[start Records shown]

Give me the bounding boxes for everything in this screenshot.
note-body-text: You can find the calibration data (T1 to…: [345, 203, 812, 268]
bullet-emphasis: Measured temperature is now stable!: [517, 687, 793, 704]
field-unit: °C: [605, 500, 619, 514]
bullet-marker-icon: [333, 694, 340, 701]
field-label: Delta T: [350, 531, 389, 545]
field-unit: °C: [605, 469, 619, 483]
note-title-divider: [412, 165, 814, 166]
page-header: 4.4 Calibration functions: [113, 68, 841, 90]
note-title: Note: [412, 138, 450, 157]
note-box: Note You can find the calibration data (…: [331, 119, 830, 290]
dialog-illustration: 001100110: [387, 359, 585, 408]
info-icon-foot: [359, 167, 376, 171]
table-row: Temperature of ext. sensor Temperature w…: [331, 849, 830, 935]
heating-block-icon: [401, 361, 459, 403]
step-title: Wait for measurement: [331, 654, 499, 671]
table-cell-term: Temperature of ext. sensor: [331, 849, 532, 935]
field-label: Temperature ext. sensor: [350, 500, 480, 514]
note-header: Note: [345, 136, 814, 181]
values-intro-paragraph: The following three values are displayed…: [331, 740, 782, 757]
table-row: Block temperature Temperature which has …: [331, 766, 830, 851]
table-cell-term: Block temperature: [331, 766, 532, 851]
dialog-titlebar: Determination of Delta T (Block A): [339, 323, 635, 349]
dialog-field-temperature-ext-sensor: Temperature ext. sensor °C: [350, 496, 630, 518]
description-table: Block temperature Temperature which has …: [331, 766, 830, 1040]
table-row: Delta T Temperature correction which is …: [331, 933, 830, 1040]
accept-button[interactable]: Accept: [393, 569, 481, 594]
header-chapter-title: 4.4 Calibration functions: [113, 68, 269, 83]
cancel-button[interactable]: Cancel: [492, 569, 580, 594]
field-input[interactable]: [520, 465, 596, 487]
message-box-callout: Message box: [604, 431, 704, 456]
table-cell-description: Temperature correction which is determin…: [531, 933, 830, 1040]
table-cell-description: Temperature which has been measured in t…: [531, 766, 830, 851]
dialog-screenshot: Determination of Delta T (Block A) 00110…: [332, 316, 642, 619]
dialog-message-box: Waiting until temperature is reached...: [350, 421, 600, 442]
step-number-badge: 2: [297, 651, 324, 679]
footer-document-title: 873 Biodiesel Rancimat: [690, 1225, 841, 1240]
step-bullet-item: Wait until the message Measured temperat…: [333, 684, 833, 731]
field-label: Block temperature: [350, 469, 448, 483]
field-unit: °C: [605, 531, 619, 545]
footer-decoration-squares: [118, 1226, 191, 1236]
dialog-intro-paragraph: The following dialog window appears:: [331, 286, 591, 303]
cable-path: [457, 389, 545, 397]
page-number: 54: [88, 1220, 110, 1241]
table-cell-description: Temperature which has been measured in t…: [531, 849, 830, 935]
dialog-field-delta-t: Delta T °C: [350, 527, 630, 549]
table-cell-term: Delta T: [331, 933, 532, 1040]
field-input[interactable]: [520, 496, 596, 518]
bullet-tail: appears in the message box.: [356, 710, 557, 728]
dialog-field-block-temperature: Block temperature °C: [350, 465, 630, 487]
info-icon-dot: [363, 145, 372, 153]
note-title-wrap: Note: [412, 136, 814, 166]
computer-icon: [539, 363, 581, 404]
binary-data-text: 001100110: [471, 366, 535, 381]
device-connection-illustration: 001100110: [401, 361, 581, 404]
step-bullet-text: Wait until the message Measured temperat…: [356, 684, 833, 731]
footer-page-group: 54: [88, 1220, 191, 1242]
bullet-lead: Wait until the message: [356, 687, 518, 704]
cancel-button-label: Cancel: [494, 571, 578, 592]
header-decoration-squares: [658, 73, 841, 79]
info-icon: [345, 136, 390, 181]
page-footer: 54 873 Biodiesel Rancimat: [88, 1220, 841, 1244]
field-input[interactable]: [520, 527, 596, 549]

[end Records shown]

Write out the items from the first line through the line that holds "table-cell-term: Temperature of", inclusive, copying each line unchanged.

Give me the bounding boxes for everything in this screenshot.
note-body-text: You can find the calibration data (T1 to…: [345, 203, 812, 268]
bullet-emphasis: Measured temperature is now stable!: [517, 687, 793, 704]
field-unit: °C: [605, 500, 619, 514]
bullet-marker-icon: [333, 694, 340, 701]
field-label: Delta T: [350, 531, 389, 545]
field-unit: °C: [605, 469, 619, 483]
note-title-divider: [412, 165, 814, 166]
page-header: 4.4 Calibration functions: [113, 68, 841, 90]
note-title: Note: [412, 138, 450, 157]
note-box: Note You can find the calibration data (…: [331, 119, 830, 290]
dialog-illustration: 001100110: [387, 359, 585, 408]
info-icon-foot: [359, 167, 376, 171]
table-row: Temperature of ext. sensor Temperature w…: [331, 849, 830, 935]
heating-block-icon: [401, 361, 459, 403]
step-title: Wait for measurement: [331, 654, 499, 671]
table-cell-term: Temperature of ext. sensor: [331, 849, 532, 935]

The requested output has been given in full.